-- Extrait du document --

>>>

Seuil 02-séquence-04 Osée
« Dieu avait aimé son peuple
comme on aime sa femme. »
Cette séquence est une sorte de poème allégorique du prophète Osée,
dans lequel la fleur symbolise Israël,
l'épouse infidèle menée au désert pour y être purifiée.
De là, elle pourrait renaître de l'épreuve, purifiée, plus belle... (Os 1,2)
"On écoutait aussi la chanson d'Osée..."
L'héritage des mémoires est le même pour Osée et pour Amos, à la différence près qu'Osée est un homme du Nord dont la vie est plus directement mêlée aux déviations apportées par le culte de Baal. Il continuera, au temps de Jéroboam II, à fulminer contre la confusion des cultes adressés indifféremment au Baal et à YHWH. Il s'attaque aux effets pervers du modernisme d'Élie qui avait attribué à YHWH la foudre et la pluie, caractéristiques de Baal. Certes, on s'était ainsi débarrassé du culte de Baal, puisque YHWH avait hérité de ses privilèges, mais n'avait-on pas pris un trop grand risque à habiller ainsi YHWH des oripeaux de sa victime ?
Le texte d'Osée, comme celui de tous les prophètes, a été relu avec le recul du temps après l'exil à Babylone. On peut donc s'attacher plus spécialement aux sections dans lesquelles Dieu parle en "je" et qui semblent correspondre à la configuration la plus ancienne. (Os 4-9) Le style est différent de celui d'Amos. Sa prédication contre les prostitutions sacrées est tirée de sa propre expérience; Dieu lui a demandé par deux fois d'épouser une prostituée des cultes de Baal (Os 4, 11-14). À travers sa situation - réelle ou symbolique - il va mesurer la détresse de YHWH qui voit son peuple se prostituer doublement : au plan religieux, dans des cultes qui ne sont plus ceux qu'il avait hérités du désert et au plan politique, dans des alliances qui, comme au temps d'Achab, entraînent le peuple à vénérer les idoles que les diplomates amènent dans leurs ambassades.

<<<

-- Consigne écrite 1 --
Recopiez fidèlement tout le passage du texte sur Osée allant de « Le texte d'Osée, comme » jusqu'à « dans leurs ambassades. ».
-- Consigne écrite 2 --
Relevez toutes les références au livre d'Osée que le texte sur Osée indique entre parenthèses.
Les données qui suivent forment un ensemble indépendant de ce texte.

-- Données sources --
>>>

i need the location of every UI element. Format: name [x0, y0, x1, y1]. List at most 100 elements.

<<<

-- Corrigé de l'exercice 1 --
Le texte d'Osée, comme celui de tous les prophètes, a été relu avec le recul du temps après l'exil à Babylone. On peut donc s'attacher plus spécialement aux sections dans lesquelles Dieu parle en "je" et qui semblent correspondre à la configuration la plus ancienne. (Os 4-9) Le style est différent de celui d'Amos. Sa prédication contre les prostitutions sacrées est tirée de sa propre expérience; Dieu lui a demandé par deux fois d'épouser une prostituée des cultes de Baal (Os 4, 11-14). À travers sa situation - réelle ou symbolique - il va mesurer la détresse de YHWH qui voit son peuple se prostituer doublement : au plan religieux, dans des cultes qui ne sont plus ceux qu'il avait hérités du désert et au plan politique, dans des alliances qui, comme au temps d'Achab, entraînent le peuple à vénérer les idoles que les diplomates amènent dans leurs ambassades.

-- Corrigé de l'exercice 2 --
Os 1,2 ; Os 4-9 ; Os 4, 11-14